◆ What you have to do ◆
Pick out every line with the word "this" and copy it.

* Start *

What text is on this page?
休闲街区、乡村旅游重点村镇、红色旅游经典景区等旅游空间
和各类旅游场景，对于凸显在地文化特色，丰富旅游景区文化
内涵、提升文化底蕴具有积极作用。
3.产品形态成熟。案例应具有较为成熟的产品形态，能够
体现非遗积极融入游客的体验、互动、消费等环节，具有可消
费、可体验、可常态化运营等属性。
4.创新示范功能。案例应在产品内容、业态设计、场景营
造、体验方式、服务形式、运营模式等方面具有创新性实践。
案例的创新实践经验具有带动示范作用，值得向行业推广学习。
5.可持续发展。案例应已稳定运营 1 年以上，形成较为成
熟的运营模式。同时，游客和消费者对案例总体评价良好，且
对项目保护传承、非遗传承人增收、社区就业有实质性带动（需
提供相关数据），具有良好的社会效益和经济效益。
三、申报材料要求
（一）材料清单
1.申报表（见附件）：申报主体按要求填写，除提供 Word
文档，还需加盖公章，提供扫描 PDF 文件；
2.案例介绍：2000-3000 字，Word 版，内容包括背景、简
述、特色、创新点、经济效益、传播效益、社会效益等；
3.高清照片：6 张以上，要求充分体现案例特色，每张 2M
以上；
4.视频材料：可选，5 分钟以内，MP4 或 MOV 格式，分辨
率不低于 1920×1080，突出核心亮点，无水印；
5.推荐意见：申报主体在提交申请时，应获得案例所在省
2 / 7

* End *
* Start *

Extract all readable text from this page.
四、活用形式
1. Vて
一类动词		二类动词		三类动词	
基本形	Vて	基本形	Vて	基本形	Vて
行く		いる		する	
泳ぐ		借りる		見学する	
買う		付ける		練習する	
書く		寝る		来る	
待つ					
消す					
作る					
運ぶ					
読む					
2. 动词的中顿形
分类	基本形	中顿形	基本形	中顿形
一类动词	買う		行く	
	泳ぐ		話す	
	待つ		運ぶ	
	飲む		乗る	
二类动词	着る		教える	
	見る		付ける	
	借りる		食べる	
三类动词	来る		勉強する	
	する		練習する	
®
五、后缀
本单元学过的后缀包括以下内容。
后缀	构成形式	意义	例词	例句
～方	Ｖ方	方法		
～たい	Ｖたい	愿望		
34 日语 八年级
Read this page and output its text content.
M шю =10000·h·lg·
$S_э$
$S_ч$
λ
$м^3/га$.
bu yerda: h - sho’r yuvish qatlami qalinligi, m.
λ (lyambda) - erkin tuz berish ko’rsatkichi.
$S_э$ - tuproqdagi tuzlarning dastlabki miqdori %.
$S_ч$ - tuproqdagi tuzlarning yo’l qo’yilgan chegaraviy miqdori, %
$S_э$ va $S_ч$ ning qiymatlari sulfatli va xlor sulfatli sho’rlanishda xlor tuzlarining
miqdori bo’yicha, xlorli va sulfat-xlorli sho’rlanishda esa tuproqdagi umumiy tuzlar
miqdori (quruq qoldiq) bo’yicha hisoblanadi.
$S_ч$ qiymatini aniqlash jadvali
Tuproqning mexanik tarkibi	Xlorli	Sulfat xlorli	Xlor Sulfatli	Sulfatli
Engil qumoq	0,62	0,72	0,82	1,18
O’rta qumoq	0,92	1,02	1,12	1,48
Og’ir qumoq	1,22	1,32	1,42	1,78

* End *

◆ The output ◆
What text is on this page?
Extract all readable text from this page.
Read this page and output its text content.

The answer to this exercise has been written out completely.